#### To be done
Within the records that follow, find every line containing the string "from". Copy those lines.
[START OF Materials provided]
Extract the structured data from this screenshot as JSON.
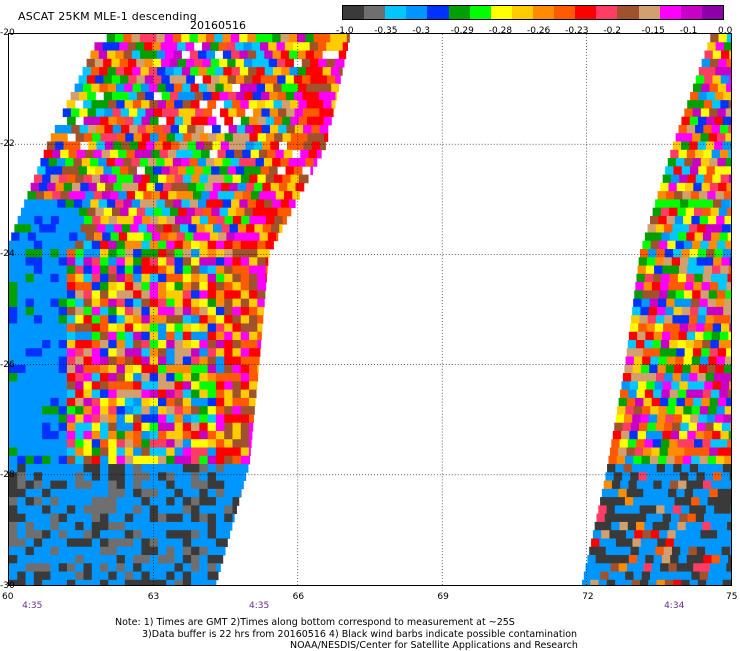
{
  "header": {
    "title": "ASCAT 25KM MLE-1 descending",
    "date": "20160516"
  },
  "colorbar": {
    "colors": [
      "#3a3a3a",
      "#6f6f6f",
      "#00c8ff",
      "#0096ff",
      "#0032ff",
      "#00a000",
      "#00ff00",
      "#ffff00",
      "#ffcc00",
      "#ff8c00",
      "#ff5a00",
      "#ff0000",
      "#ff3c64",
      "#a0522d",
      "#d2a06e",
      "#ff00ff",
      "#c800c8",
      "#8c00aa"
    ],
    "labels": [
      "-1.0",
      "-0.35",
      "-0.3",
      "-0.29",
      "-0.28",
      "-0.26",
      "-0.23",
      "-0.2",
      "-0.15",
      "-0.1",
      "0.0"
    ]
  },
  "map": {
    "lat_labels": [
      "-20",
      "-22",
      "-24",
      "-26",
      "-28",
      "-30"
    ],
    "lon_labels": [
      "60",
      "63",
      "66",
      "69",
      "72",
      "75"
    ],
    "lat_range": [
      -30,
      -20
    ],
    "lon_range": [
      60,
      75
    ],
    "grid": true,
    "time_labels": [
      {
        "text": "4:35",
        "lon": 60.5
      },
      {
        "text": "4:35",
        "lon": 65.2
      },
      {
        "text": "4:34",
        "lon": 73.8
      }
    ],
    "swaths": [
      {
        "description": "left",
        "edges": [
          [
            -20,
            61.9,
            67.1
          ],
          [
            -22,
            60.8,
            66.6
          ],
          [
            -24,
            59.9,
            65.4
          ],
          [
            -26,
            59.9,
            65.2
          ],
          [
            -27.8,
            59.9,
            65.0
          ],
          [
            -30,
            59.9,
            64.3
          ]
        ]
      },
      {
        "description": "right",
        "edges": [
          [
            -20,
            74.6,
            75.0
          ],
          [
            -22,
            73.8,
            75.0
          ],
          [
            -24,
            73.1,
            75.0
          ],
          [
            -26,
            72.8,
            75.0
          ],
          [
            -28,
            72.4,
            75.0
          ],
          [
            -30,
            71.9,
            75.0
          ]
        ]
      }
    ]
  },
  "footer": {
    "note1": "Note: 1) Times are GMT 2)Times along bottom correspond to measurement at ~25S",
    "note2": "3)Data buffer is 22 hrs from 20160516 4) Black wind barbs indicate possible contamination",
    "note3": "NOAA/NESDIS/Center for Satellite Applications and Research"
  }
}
[END OF Materials provided]
#### Finished task
Extract the structured data from this screenshot as JSON.
    "note2": "3)Data buffer is 22 hrs from 20160516 4) Black wind barbs indicate possible contamination",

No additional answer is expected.